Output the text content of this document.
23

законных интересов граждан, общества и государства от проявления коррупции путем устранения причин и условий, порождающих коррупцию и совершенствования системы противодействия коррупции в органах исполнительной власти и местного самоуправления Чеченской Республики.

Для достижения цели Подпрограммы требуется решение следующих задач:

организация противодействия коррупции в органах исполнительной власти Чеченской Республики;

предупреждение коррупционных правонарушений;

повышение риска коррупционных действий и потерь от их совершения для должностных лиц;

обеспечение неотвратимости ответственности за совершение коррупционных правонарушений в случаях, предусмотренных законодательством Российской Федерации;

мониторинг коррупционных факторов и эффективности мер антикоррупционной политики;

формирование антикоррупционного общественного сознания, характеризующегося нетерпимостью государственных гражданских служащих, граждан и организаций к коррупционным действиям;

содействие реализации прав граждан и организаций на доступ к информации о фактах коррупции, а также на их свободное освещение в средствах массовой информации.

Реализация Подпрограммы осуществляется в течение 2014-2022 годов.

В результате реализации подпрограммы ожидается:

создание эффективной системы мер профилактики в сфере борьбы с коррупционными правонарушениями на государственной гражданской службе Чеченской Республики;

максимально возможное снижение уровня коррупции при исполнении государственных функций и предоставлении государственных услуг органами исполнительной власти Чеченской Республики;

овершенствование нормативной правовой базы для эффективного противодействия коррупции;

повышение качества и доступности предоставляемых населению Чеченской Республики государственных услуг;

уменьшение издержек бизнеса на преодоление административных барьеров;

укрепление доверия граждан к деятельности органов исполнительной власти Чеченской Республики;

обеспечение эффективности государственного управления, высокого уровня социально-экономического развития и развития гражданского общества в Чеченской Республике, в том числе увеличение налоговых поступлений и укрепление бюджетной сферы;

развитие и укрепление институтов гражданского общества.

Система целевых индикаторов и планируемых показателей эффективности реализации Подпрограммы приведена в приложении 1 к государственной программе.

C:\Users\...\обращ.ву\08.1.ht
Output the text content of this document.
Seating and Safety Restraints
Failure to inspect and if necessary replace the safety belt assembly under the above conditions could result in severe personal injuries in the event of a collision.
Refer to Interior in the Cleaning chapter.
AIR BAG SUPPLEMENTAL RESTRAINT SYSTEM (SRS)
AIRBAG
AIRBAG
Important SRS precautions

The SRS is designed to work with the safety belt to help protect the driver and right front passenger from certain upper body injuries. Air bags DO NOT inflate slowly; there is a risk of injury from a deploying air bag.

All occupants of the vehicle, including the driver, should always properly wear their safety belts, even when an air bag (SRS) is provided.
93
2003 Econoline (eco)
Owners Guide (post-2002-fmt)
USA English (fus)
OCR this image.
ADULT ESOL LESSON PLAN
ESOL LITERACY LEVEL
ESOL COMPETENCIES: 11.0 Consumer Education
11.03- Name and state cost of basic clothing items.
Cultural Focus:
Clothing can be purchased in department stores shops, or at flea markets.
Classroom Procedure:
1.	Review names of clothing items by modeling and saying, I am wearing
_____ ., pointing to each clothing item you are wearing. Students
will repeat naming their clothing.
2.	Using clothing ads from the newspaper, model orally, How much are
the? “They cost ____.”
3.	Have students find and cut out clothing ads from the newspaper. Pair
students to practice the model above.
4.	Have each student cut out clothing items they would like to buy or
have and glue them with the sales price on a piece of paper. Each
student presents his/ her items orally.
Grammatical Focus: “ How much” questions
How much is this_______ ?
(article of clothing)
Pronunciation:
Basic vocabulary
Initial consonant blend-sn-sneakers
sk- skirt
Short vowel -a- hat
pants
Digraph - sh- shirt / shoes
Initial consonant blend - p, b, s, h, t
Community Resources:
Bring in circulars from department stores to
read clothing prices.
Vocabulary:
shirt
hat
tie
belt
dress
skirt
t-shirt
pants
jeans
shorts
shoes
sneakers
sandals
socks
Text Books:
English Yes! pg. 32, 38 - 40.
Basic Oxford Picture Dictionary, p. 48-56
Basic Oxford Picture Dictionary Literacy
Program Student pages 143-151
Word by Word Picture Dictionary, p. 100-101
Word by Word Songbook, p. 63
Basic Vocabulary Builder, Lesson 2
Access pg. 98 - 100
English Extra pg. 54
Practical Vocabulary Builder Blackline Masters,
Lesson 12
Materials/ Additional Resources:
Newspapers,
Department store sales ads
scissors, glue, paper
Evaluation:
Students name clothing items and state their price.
# # # # # # #
◆ **What needs to be done**
Pull out each record as written and restate it exactly.

◆ **Answer to the task**
Output the text content of this document.
23

законных интересов граждан, общества и государства от проявления коррупции путем устранения причин и условий, порождающих коррупцию и совершенствования системы противодействия коррупции в органах исполнительной власти и местного самоуправления Чеченской Республики.

Для достижения цели Подпрограммы требуется решение следующих задач:

организация противодействия коррупции в органах исполнительной власти Чеченской Республики;

предупреждение коррупционных правонарушений;

повышение риска коррупционных действий и потерь от их совершения для должностных лиц;

обеспечение неотвратимости ответственности за совершение коррупционных правонарушений в случаях, предусмотренных законодательством Российской Федерации;

мониторинг коррупционных факторов и эффективности мер антикоррупционной политики;

формирование антикоррупционного общественного сознания, характеризующегося нетерпимостью государственных гражданских служащих, граждан и организаций к коррупционным действиям;

содействие реализации прав граждан и организаций на доступ к информации о фактах коррупции, а также на их свободное освещение в средствах массовой информации.

Реализация Подпрограммы осуществляется в течение 2014-2022 годов.

В результате реализации подпрограммы ожидается:

создание эффективной системы мер профилактики в сфере борьбы с коррупционными правонарушениями на государственной гражданской службе Чеченской Республики;

максимально возможное снижение уровня коррупции при исполнении государственных функций и предоставлении государственных услуг органами исполнительной власти Чеченской Республики;

овершенствование нормативной правовой базы для эффективного противодействия коррупции;

повышение качества и доступности предоставляемых населению Чеченской Республики государственных услуг;

уменьшение издержек бизнеса на преодоление административных барьеров;

укрепление доверия граждан к деятельности органов исполнительной власти Чеченской Республики;

обеспечение эффективности государственного управления, высокого уровня социально-экономического развития и развития гражданского общества в Чеченской Республике, в том числе увеличение налоговых поступлений и укрепление бюджетной сферы;

развитие и укрепление институтов гражданского общества.

Система целевых индикаторов и планируемых показателей эффективности реализации Подпрограммы приведена в приложении 1 к государственной программе.

C:\Users\...\обращ.ву\08.1.ht
Output the text content of this document.
Seating and Safety Restraints
Failure to inspect and if necessary replace the safety belt assembly under the above conditions could result in severe personal injuries in the event of a collision.
Refer to Interior in the Cleaning chapter.
AIR BAG SUPPLEMENTAL RESTRAINT SYSTEM (SRS)
AIRBAG
AIRBAG
Important SRS precautions

The SRS is designed to work with the safety belt to help protect the driver and right front passenger from certain upper body injuries. Air bags DO NOT inflate slowly; there is a risk of injury from a deploying air bag.

All occupants of the vehicle, including the driver, should always properly wear their safety belts, even when an air bag (SRS) is provided.
93
2003 Econoline (eco)
Owners Guide (post-2002-fmt)
USA English (fus)
OCR this image.
ADULT ESOL LESSON PLAN
ESOL LITERACY LEVEL
ESOL COMPETENCIES: 11.0 Consumer Education
11.03- Name and state cost of basic clothing items.
Cultural Focus:
Clothing can be purchased in department stores shops, or at flea markets.
Classroom Procedure:
1.	Review names of clothing items by modeling and saying, I am wearing
_____ ., pointing to each clothing item you are wearing. Students
will repeat naming their clothing.
2.	Using clothing ads from the newspaper, model orally, How much are
the? “They cost ____.”
3.	Have students find and cut out clothing ads from the newspaper. Pair
students to practice the model above.
4.	Have each student cut out clothing items they would like to buy or
have and glue them with the sales price on a piece of paper. Each
student presents his/ her items orally.
Grammatical Focus: “ How much” questions
How much is this_______ ?
(article of clothing)
Pronunciation:
Basic vocabulary
Initial consonant blend-sn-sneakers
sk- skirt
Short vowel -a- hat
pants
Digraph - sh- shirt / shoes
Initial consonant blend - p, b, s, h, t
Community Resources:
Bring in circulars from department stores to
read clothing prices.
Vocabulary:
shirt
hat
tie
belt
dress
skirt
t-shirt
pants
jeans
shorts
shoes
sneakers
sandals
socks
Text Books:
English Yes! pg. 32, 38 - 40.
Basic Oxford Picture Dictionary, p. 48-56
Basic Oxford Picture Dictionary Literacy
Program Student pages 143-151
Word by Word Picture Dictionary, p. 100-101
Word by Word Songbook, p. 63
Basic Vocabulary Builder, Lesson 2
Access pg. 98 - 100
English Extra pg. 54
Practical Vocabulary Builder Blackline Masters,
Lesson 12
Materials/ Additional Resources:
Newspapers,
Department store sales ads
scissors, glue, paper
Evaluation:
Students name clothing items and state their price.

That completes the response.